§ TRAVAIL DEMANDÉ:
1 > Répondez aux questions suivantes à partir de l'entretien avec Augustin Sayer.
(a) Entre quels montants Newfund investit-il principalement ?
(b) Depuis combien de temps Augustin Sayer est-il Partner chez Newfund ?
(c) Dans quel pays Augustin Sayer était-il entrepreneur auparavant ?
2 > Recopiez le passage de l'entretien avec Augustin Sayer situé entre « Décrypter l’univers de » et « tech en France. », ces deux passages inclus.
3 > Relevez tous les pays nommés dans l'entretien avec Augustin Sayer.

§ EXTRAIT DU DOCUMENT:
►

Décrypter l’univers de la levée de fonds et le fonctionnement du Venture Capital

Augustin Sayer, Seed VC – Partner chez Newfund répond à nos questions

Hub-Grade : Est-ce que tu peux te présenter ? Et nous présenter Newfund ?

Augustin Sayer : “Newfund est un fonds franco-américain axé sur l’investissement en seed, principalement entre 500 000€ et 3M€. Nous sommes “sector agnostic”, donc pas de secteur d’investissement phare, tant qu’il y a une part de digital. Notre vision est de promouvoir une thèse offensive, on pousse les boîtes à s’internationaliser le plus rapidement possible car on est convaincus que c’est une des grandes clés de succès. On parle beaucoup des licornes françaises, mais toutes nos licornes qui sont en capacité d’apporter de la liquidité à leurs actionnaires sont parties aux USA et ont gardé généralement uniquement la partie tech en France.

Portrait  d'Augustin Sayer - VC Partner chez Newfund

Pour me présenter, je suis Augustin Sayer, Partner chez Newfund depuis 5 ans maintenant. Avant ça j’étais entrepreneur au Mexique et investisseur en Private Equity aux États-Unis. J’ai passé une grande partie de ma vie aux USA, même si je suis né en France et j’y suis revenu très récemment.

◄

§ Listes des régions et des libellés:
►

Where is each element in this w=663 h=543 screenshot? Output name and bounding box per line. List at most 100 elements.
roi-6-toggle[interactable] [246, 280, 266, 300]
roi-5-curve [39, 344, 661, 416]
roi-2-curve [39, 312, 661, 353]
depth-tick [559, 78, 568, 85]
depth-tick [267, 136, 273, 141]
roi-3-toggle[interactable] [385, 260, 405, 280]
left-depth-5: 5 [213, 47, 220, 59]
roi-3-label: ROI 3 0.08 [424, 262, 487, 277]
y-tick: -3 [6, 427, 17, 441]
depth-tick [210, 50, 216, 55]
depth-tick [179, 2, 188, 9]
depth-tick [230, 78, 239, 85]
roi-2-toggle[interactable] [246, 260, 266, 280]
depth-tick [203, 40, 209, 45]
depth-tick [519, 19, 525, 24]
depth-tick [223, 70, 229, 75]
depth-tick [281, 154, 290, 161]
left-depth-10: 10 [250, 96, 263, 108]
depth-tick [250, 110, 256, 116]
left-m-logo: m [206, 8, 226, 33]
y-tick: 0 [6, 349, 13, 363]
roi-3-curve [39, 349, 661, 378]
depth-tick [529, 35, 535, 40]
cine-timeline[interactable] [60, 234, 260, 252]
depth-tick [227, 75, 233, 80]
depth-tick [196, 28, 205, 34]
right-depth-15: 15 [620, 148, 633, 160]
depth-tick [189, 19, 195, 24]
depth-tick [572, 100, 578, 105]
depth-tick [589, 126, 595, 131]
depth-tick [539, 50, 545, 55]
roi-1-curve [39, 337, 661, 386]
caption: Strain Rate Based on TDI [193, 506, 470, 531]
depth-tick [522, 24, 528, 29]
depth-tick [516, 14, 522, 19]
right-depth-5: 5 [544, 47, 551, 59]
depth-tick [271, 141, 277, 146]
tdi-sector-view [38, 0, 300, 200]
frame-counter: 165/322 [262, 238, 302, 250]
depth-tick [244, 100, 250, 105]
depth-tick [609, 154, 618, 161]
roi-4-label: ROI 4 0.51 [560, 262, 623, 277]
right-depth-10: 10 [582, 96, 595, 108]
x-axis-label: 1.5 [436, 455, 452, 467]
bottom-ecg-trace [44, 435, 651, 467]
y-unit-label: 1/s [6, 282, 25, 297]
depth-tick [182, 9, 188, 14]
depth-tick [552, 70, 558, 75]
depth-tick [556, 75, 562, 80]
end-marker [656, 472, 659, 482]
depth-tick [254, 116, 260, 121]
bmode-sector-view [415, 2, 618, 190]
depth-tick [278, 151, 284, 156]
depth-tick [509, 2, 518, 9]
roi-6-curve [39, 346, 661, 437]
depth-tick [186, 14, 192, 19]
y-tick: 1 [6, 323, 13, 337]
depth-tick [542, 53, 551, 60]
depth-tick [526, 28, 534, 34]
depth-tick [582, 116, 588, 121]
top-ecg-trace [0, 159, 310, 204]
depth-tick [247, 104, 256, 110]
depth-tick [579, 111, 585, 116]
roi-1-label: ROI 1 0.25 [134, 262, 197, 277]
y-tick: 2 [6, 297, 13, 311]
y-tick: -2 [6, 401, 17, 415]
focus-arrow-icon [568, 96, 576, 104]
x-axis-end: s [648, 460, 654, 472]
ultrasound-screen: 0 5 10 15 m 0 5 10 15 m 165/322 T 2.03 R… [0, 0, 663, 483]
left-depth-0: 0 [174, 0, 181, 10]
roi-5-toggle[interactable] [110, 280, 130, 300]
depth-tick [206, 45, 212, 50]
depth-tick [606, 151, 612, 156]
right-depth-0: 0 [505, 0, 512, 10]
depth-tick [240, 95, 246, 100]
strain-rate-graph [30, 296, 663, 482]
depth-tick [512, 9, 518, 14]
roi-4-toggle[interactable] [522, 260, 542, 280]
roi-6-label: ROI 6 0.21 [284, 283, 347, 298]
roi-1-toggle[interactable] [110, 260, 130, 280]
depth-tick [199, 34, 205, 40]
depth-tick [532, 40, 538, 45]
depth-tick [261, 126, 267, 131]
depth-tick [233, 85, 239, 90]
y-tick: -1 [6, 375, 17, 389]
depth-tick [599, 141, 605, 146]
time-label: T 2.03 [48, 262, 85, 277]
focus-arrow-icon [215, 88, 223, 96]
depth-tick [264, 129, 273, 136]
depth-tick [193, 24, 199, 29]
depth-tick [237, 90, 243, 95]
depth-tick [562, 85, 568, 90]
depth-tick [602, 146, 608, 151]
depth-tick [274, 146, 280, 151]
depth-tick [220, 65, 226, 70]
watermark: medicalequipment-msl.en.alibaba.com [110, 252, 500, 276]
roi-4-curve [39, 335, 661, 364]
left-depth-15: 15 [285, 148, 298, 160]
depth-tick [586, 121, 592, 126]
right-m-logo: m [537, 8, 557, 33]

◄

§ CORRIGÉ DES EXERCICES:
1 >
(a) Principalement entre 500 000 € et 3 M€.
(b) Depuis 5 ans.
(c) Au Mexique.

2 >
Décrypter l’univers de la levée de fonds et le fonctionnement du Venture Capital

Augustin Sayer, Seed VC – Partner chez Newfund répond à nos questions

Hub-Grade : Est-ce que tu peux te présenter ? Et nous présenter Newfund ?

Augustin Sayer : “Newfund est un fonds franco-américain axé sur l’investissement en seed, principalement entre 500 000€ et 3M€. Nous sommes “sector agnostic”, donc pas de secteur d’investissement phare, tant qu’il y a une part de digital. Notre vision est de promouvoir une thèse offensive, on pousse les boîtes à s’internationaliser le plus rapidement possible car on est convaincus que c’est une des grandes clés de succès. On parle beaucoup des licornes françaises, mais toutes nos licornes qui sont en capacité d’apporter de la liquidité à leurs actionnaires sont parties aux USA et ont gardé généralement uniquement la partie tech en France.

3 > France ; États-Unis (aussi appelés « USA ») ; Mexique.